### The request
Reproduce the lines below without any change, from the line containing "What elements are" through the line containing "heatmap-cell [79, 619, 84, 624]", with both of those lines included.

* Start Data for this task *

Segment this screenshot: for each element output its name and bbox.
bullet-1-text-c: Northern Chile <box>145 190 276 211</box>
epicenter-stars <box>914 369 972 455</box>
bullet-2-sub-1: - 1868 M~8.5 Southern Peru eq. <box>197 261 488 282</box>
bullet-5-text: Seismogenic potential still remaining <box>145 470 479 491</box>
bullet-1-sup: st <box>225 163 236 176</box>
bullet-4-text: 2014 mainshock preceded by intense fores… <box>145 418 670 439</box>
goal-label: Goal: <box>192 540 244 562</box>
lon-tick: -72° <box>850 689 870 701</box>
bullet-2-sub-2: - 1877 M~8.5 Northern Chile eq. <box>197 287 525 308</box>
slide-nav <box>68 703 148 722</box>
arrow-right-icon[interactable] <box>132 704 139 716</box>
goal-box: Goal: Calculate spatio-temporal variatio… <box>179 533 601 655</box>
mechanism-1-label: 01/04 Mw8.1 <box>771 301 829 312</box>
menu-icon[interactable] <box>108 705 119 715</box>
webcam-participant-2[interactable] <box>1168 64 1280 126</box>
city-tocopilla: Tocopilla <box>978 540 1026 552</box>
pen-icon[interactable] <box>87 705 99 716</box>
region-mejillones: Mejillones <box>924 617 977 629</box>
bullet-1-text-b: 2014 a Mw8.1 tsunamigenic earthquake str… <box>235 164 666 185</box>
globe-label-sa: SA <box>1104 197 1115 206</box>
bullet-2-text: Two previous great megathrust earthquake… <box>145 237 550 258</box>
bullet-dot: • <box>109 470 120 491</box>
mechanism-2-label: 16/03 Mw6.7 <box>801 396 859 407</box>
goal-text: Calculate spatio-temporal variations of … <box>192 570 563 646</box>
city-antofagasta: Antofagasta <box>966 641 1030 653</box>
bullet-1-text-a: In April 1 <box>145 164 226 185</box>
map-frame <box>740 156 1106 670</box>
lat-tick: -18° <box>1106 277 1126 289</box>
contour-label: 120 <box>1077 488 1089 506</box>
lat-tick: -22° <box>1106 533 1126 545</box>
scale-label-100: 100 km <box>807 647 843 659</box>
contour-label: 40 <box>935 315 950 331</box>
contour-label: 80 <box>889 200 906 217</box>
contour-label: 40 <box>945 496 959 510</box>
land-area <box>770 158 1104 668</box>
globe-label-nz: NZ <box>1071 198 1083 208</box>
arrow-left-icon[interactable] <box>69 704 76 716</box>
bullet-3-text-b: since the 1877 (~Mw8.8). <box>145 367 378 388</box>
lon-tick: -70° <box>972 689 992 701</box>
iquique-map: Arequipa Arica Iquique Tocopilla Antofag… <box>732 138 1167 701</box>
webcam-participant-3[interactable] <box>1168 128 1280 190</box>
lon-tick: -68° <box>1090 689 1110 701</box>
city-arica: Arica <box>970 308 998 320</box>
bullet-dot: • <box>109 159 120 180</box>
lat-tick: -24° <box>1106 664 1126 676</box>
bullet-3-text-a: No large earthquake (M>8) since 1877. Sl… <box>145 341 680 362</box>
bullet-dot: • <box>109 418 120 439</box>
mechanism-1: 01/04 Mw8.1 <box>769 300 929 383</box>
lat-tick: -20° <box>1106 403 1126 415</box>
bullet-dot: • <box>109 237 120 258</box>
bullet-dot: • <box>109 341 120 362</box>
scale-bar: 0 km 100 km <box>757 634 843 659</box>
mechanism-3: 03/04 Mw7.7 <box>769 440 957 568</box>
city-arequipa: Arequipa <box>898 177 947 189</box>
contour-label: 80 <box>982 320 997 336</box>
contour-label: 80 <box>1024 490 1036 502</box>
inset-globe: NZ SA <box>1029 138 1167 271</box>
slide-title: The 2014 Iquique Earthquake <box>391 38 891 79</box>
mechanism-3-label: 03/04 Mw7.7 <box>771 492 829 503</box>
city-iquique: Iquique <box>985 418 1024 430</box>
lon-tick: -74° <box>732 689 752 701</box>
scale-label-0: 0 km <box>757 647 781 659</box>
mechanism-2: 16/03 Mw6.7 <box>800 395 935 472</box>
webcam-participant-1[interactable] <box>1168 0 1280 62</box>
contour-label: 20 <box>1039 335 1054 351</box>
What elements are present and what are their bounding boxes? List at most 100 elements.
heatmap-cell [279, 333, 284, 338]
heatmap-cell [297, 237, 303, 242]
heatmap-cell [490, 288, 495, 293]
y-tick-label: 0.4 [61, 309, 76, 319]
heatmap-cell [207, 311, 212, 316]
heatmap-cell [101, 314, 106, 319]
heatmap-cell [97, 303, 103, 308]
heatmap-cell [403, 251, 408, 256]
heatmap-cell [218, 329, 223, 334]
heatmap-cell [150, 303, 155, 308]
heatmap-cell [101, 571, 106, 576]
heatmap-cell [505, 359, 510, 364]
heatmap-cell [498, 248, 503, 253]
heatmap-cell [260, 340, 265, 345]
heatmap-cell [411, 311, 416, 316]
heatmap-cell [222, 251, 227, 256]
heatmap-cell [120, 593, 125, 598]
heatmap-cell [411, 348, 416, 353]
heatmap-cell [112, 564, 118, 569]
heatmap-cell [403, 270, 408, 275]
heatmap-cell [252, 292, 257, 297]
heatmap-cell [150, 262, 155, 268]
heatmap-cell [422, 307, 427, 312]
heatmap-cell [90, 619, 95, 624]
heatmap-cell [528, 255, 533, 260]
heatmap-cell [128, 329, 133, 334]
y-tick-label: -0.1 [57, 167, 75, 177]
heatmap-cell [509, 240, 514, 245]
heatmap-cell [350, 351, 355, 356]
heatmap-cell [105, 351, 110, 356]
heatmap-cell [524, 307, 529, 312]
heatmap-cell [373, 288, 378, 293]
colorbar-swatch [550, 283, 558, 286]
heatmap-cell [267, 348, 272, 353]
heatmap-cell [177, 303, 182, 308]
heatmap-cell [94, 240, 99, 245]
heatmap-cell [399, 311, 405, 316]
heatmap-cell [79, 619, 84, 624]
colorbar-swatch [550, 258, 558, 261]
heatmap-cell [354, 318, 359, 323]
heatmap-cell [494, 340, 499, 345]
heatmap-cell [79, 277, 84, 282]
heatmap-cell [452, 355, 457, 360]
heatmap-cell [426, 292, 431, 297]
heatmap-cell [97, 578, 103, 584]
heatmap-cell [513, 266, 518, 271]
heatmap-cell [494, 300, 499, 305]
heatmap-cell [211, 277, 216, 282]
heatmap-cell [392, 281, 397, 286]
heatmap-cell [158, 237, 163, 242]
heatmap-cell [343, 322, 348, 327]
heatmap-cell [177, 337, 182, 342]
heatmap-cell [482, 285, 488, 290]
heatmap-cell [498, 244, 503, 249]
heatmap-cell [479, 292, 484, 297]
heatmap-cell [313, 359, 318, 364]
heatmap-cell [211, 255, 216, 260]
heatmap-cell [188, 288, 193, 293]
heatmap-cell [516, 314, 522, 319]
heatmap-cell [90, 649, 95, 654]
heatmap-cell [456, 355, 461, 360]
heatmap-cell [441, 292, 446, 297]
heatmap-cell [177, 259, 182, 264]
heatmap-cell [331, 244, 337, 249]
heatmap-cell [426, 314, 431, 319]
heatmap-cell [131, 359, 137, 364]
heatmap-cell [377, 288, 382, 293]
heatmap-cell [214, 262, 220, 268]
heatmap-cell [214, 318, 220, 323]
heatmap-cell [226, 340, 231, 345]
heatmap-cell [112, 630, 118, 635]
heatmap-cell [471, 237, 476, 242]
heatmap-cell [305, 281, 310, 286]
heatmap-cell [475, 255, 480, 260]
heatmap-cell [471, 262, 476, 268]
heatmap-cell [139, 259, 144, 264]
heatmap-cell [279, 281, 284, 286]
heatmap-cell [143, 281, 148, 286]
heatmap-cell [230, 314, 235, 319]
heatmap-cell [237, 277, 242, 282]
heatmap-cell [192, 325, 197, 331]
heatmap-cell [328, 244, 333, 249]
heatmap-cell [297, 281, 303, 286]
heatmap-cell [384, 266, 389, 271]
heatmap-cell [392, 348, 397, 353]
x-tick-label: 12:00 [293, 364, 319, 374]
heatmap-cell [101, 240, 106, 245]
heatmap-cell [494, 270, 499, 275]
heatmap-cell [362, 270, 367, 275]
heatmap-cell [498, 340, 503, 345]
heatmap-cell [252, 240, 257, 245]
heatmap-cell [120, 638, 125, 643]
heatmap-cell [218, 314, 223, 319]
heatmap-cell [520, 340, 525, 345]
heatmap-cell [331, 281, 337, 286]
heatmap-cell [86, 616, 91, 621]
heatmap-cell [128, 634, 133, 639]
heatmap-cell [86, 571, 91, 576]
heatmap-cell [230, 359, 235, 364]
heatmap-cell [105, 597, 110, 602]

* End Data for this task *
* Start Data for this task *

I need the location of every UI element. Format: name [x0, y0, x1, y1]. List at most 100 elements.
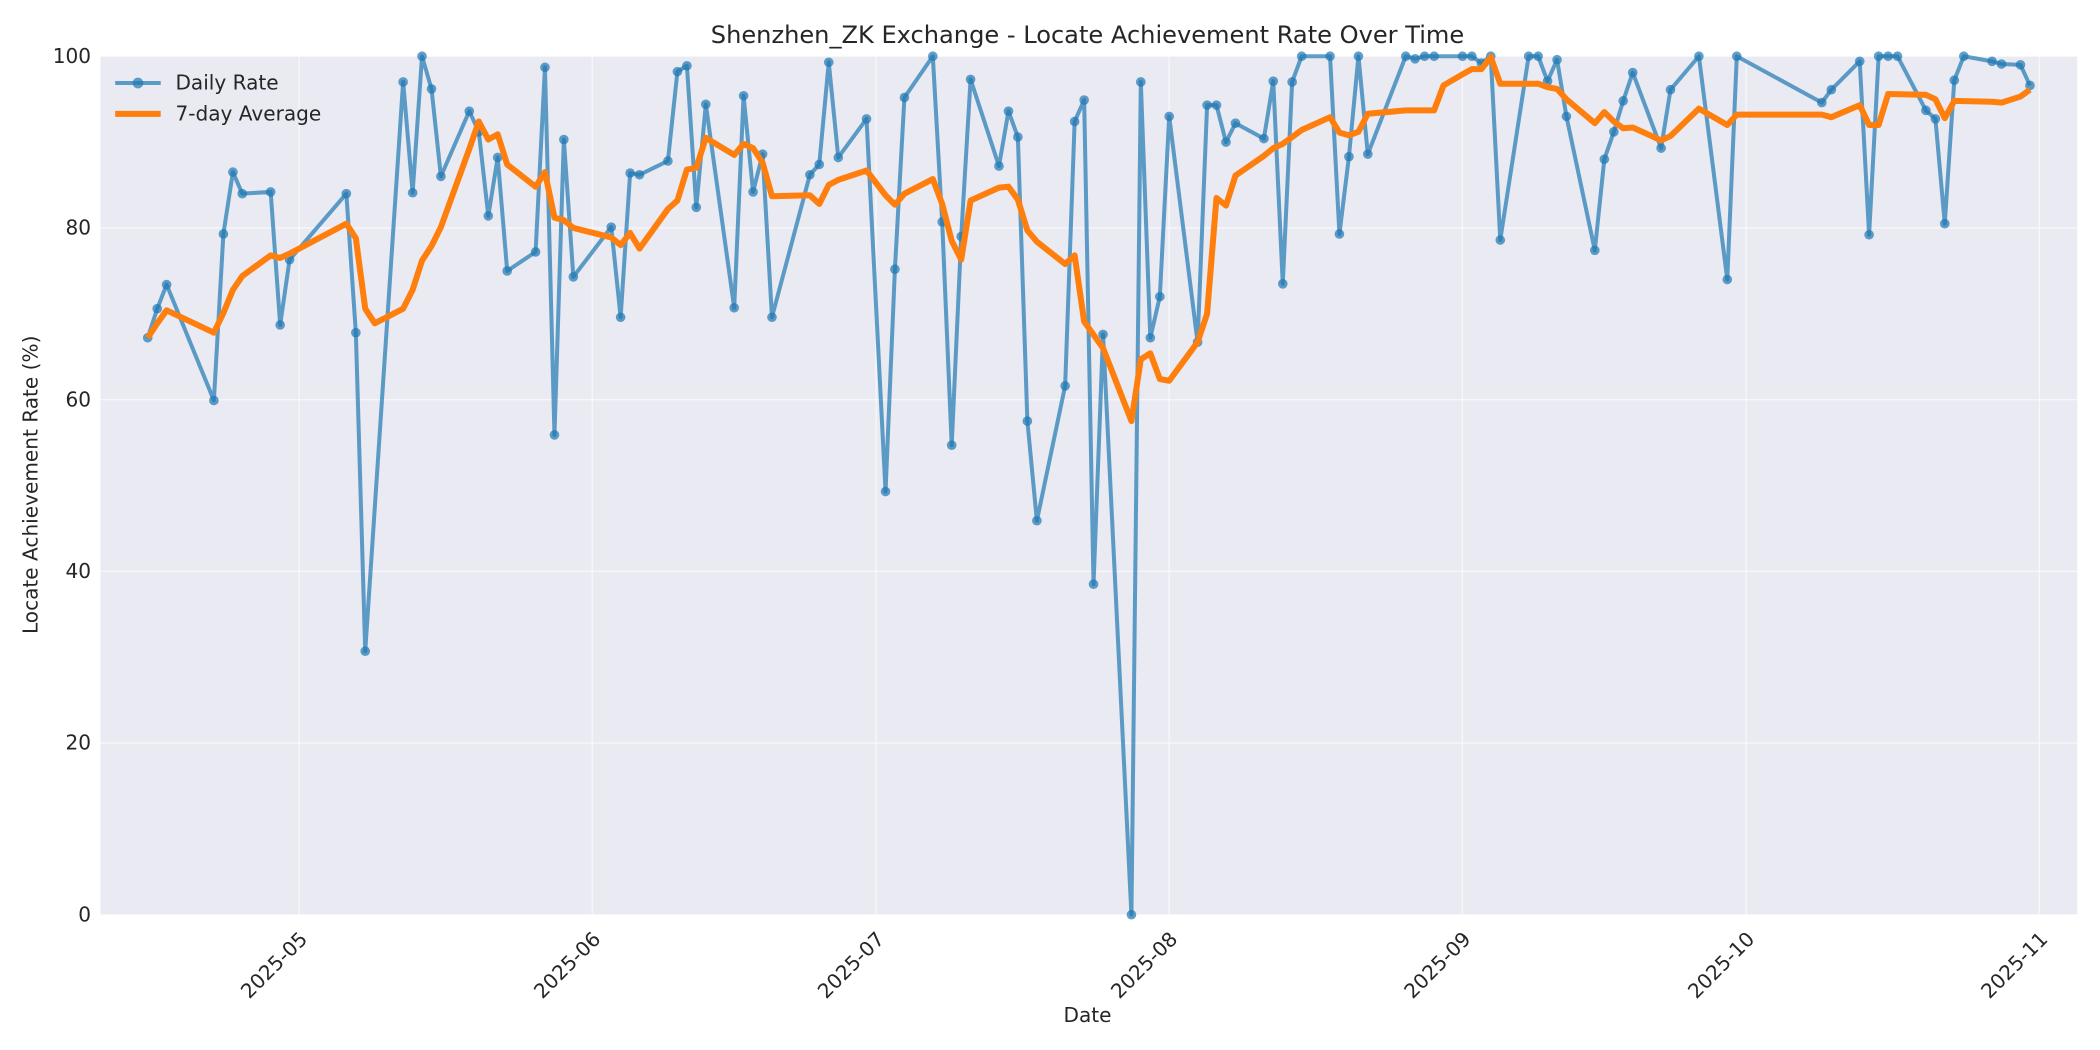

* End Data for this task *

### Solution to the exercise
What elements are present and what are their bounding boxes? List at most 100 elements.
heatmap-cell [279, 333, 284, 338]
heatmap-cell [297, 237, 303, 242]
heatmap-cell [490, 288, 495, 293]
y-tick-label: 0.4 [61, 309, 76, 319]
heatmap-cell [207, 311, 212, 316]
heatmap-cell [101, 314, 106, 319]
heatmap-cell [97, 303, 103, 308]
heatmap-cell [403, 251, 408, 256]
heatmap-cell [218, 329, 223, 334]
heatmap-cell [150, 303, 155, 308]
heatmap-cell [101, 571, 106, 576]
heatmap-cell [505, 359, 510, 364]
heatmap-cell [498, 248, 503, 253]
heatmap-cell [260, 340, 265, 345]
heatmap-cell [411, 311, 416, 316]
heatmap-cell [222, 251, 227, 256]
heatmap-cell [120, 593, 125, 598]
heatmap-cell [411, 348, 416, 353]
heatmap-cell [112, 564, 118, 569]
heatmap-cell [403, 270, 408, 275]
heatmap-cell [252, 292, 257, 297]
heatmap-cell [150, 262, 155, 268]
heatmap-cell [422, 307, 427, 312]
heatmap-cell [90, 619, 95, 624]
heatmap-cell [528, 255, 533, 260]
heatmap-cell [128, 329, 133, 334]
y-tick-label: -0.1 [57, 167, 75, 177]
heatmap-cell [509, 240, 514, 245]
heatmap-cell [350, 351, 355, 356]
heatmap-cell [105, 351, 110, 356]
heatmap-cell [524, 307, 529, 312]
heatmap-cell [373, 288, 378, 293]
colorbar-swatch [550, 283, 558, 286]
heatmap-cell [267, 348, 272, 353]
heatmap-cell [177, 303, 182, 308]
heatmap-cell [94, 240, 99, 245]
heatmap-cell [399, 311, 405, 316]
heatmap-cell [79, 619, 84, 624]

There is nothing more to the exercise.